- _RECORD LIST_
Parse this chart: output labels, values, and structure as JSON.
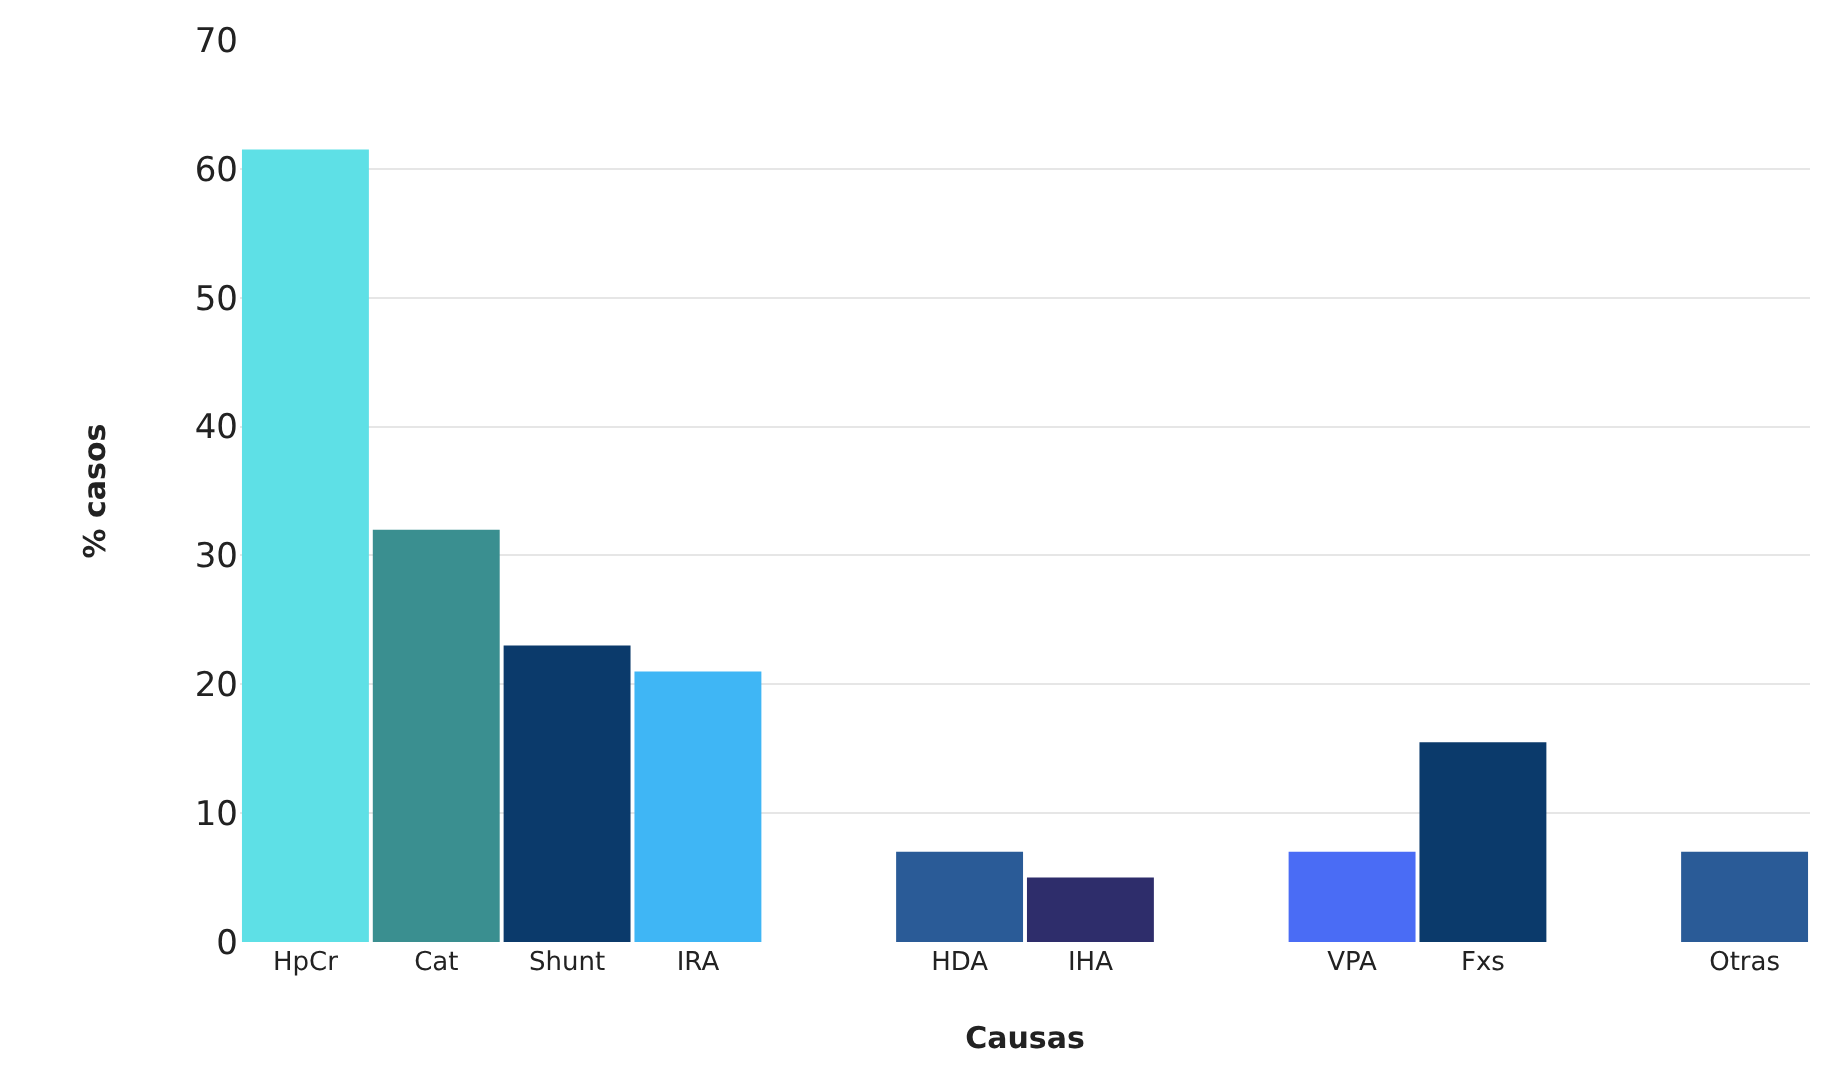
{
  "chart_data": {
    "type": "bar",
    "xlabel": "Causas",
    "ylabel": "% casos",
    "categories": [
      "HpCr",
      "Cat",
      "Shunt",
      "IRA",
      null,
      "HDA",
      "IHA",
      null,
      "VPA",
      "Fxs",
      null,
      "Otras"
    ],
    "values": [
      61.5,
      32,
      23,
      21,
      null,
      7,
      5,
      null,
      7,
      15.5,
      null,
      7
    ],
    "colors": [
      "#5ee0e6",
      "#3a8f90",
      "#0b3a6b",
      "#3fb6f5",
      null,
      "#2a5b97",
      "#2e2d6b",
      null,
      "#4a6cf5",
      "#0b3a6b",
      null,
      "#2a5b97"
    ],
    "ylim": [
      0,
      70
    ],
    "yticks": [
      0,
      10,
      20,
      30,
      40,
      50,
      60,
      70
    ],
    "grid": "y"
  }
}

* * *

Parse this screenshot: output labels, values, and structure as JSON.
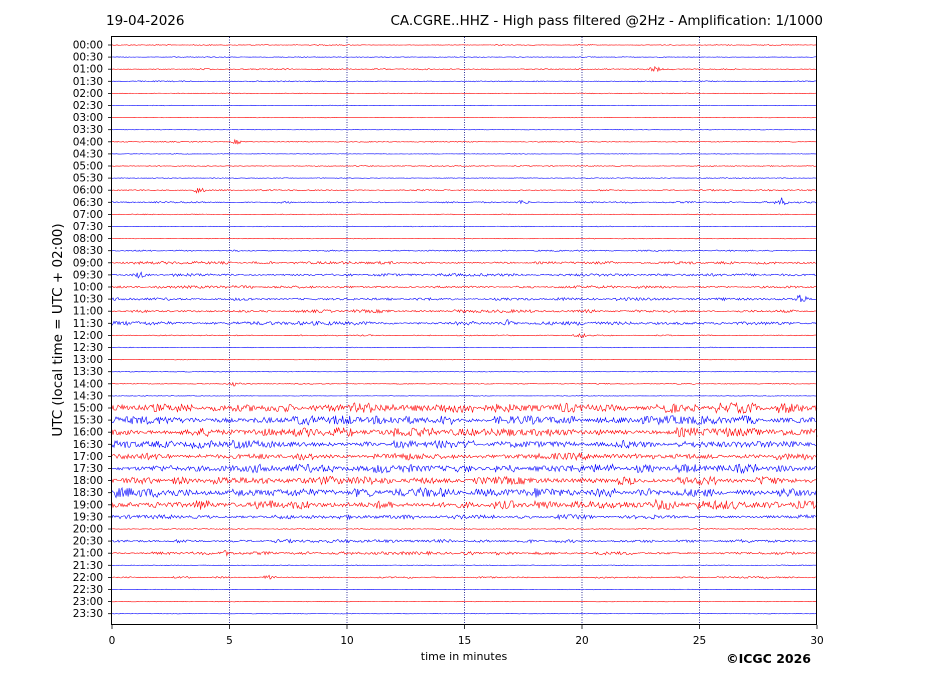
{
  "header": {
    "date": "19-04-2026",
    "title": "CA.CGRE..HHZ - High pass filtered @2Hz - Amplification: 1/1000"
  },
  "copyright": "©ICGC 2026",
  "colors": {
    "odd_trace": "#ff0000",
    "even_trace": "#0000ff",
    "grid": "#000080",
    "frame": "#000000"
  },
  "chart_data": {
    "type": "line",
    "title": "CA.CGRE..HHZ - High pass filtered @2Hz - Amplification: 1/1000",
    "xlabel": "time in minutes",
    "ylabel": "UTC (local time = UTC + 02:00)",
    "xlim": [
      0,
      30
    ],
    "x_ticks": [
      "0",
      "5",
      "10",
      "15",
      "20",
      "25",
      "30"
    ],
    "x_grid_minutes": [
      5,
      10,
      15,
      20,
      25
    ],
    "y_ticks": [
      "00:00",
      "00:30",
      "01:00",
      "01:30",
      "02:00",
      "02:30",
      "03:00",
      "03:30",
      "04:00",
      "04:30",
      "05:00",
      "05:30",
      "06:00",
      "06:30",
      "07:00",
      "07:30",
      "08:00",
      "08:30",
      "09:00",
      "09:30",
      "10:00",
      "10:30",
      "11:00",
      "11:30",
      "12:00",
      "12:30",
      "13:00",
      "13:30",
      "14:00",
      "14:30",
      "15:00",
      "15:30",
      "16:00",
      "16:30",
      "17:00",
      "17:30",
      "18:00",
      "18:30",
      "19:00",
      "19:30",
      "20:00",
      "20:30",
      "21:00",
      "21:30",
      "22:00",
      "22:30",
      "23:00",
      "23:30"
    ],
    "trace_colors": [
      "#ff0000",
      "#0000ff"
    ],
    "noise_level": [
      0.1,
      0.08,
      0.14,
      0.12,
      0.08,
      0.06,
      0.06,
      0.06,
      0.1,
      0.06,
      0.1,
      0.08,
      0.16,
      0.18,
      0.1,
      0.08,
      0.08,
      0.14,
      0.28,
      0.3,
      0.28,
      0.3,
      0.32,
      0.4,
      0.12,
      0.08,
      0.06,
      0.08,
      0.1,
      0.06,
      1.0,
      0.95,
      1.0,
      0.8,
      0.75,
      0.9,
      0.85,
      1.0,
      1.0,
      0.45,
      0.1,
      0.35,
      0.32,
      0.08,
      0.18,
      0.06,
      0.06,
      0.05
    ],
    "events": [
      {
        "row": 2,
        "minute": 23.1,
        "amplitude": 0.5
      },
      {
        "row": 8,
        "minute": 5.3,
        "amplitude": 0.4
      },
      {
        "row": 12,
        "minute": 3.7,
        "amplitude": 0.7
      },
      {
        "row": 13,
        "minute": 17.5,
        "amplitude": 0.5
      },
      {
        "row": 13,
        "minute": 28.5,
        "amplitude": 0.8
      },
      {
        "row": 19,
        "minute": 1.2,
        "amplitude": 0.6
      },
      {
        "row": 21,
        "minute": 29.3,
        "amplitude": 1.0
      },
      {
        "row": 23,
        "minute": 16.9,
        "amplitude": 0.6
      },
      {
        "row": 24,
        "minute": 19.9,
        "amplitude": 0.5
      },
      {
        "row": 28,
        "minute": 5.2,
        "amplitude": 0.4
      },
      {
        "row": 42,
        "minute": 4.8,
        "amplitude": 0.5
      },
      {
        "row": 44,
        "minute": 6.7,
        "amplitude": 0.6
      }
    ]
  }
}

- _TASK TO CARRY OUT_
Output a single number: how many lines contain the word "Amplification".

- _ANSWER_
2